--- Begin Extracted data ---

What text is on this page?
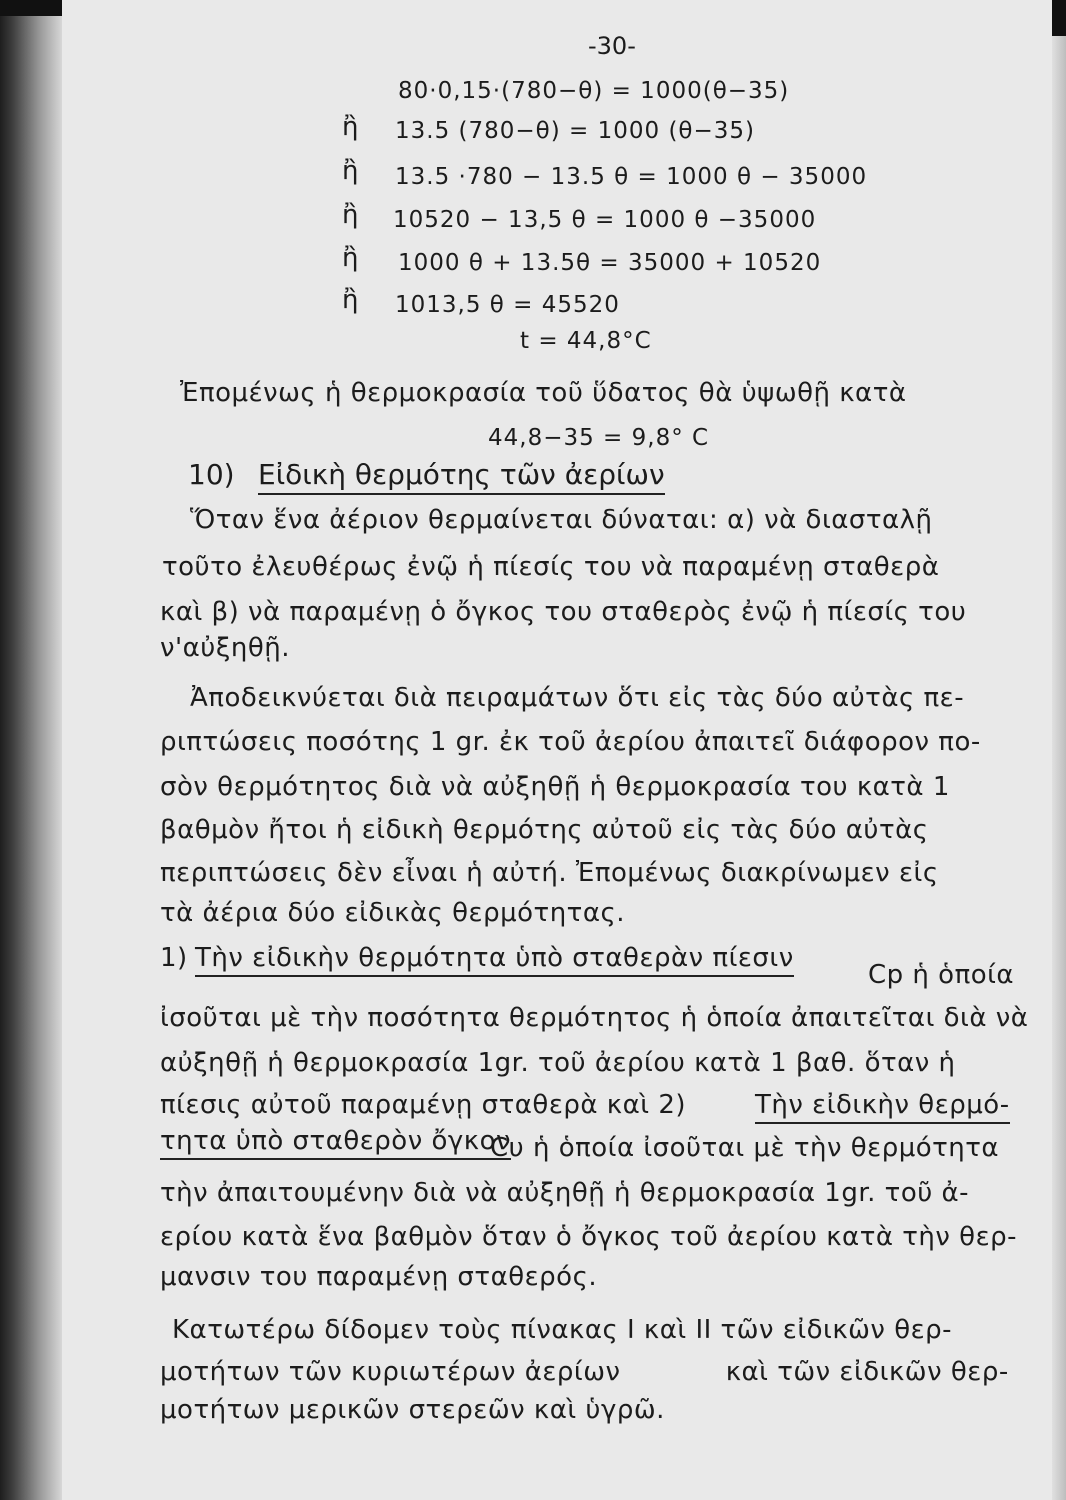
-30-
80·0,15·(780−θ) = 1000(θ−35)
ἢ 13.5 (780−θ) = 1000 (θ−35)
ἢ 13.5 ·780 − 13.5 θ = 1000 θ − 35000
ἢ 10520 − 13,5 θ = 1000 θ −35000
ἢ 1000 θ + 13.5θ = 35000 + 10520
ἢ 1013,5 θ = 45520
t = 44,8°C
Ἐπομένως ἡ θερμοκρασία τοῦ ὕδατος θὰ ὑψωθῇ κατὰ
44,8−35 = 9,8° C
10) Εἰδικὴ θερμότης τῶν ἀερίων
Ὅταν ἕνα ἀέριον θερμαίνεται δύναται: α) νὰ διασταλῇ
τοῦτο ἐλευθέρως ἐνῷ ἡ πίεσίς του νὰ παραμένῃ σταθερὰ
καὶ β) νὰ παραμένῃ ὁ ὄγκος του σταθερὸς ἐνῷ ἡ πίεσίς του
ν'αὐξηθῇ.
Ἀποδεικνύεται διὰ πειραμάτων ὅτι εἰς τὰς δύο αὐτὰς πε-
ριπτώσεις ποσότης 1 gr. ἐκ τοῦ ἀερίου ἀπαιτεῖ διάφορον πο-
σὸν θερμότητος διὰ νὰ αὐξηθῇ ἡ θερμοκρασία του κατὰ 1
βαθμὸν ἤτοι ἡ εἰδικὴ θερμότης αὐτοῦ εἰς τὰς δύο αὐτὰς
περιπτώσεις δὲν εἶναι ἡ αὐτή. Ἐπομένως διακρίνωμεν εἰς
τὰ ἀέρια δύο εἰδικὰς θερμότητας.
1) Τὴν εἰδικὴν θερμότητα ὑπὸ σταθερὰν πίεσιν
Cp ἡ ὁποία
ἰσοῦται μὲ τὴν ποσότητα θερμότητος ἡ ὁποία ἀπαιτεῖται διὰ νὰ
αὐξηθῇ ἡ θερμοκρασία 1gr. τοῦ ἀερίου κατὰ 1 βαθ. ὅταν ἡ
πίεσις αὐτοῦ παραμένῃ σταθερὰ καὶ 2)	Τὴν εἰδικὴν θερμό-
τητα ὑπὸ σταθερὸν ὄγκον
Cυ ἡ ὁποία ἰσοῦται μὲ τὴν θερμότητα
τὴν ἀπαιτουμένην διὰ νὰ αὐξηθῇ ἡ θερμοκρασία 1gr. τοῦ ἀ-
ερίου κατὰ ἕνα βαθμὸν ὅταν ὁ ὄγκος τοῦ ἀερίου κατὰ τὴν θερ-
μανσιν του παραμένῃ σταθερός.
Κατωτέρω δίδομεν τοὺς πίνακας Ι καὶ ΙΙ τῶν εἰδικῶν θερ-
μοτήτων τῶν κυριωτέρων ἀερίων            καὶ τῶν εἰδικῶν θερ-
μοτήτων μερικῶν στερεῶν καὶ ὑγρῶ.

--- End Extracted data ---

In the entries above, locate every line with the word "βαθμὸν" and copy it.

βαθμὸν ἤτοι ἡ εἰδικὴ θερμότης αὐτοῦ εἰς τὰς δύο αὐτὰς
ερίου κατὰ ἕνα βαθμὸν ὅταν ὁ ὄγκος τοῦ ἀερίου κατὰ τὴν θερ-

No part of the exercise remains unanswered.